── Task input

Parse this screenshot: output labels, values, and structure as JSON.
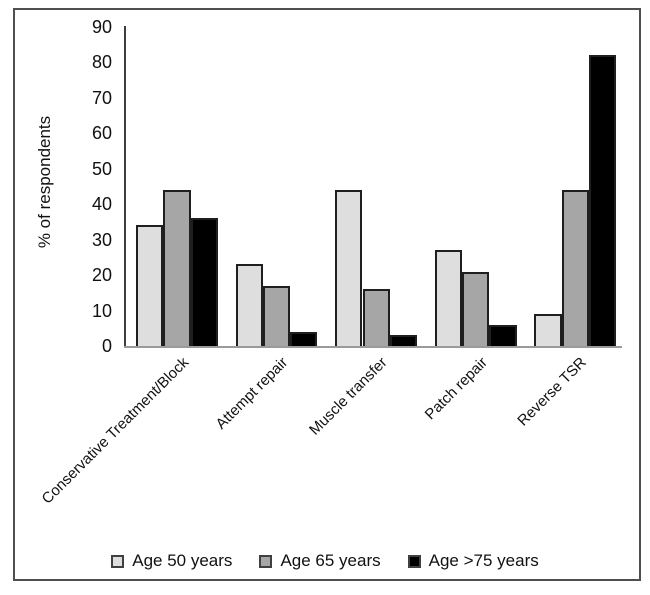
{
  "chart_data": {
    "type": "bar",
    "title": "",
    "xlabel": "",
    "ylabel": "% of respondents",
    "ylim": [
      0,
      90
    ],
    "y_tick_step": 10,
    "grid": false,
    "legend_position": "bottom",
    "categories": [
      "Conservative Treatment/Block",
      "Attempt repair",
      "Muscle transfer",
      "Patch repair",
      "Reverse TSR"
    ],
    "series": [
      {
        "name": "Age 50 years",
        "color": "#dedede",
        "values": [
          34,
          23,
          44,
          27,
          9
        ]
      },
      {
        "name": "Age 65 years",
        "color": "#a6a6a6",
        "values": [
          44,
          17,
          16,
          21,
          44
        ]
      },
      {
        "name": "Age >75 years",
        "color": "#000000",
        "values": [
          36,
          4,
          3,
          6,
          82
        ]
      }
    ],
    "y_tick_labels": [
      "0",
      "10",
      "20",
      "30",
      "40",
      "50",
      "60",
      "70",
      "80",
      "90"
    ],
    "bar_border_color": "#1f1f1f"
  }
}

────

§ **Do this**
Give all the entries again exactly, dropping each picture.

§ **Answer to this exercise**
Parse this screenshot: output labels, values, and structure as JSON.
{
  "chart_data": {
    "type": "bar",
    "title": "",
    "xlabel": "",
    "ylabel": "% of respondents",
    "ylim": [
      0,
      90
    ],
    "y_tick_step": 10,
    "grid": false,
    "legend_position": "bottom",
    "categories": [
      "Conservative Treatment/Block",
      "Attempt repair",
      "Muscle transfer",
      "Patch repair",
      "Reverse TSR"
    ],
    "series": [
      {
        "name": "Age 50 years",
        "color": "#dedede",
        "values": [
          34,
          23,
          44,
          27,
          9
        ]
      },
      {
        "name": "Age 65 years",
        "color": "#a6a6a6",
        "values": [
          44,
          17,
          16,
          21,
          44
        ]
      },
      {
        "name": "Age >75 years",
        "color": "#000000",
        "values": [
          36,
          4,
          3,
          6,
          82
        ]
      }
    ],
    "y_tick_labels": [
      "0",
      "10",
      "20",
      "30",
      "40",
      "50",
      "60",
      "70",
      "80",
      "90"
    ],
    "bar_border_color": "#1f1f1f"
  }
}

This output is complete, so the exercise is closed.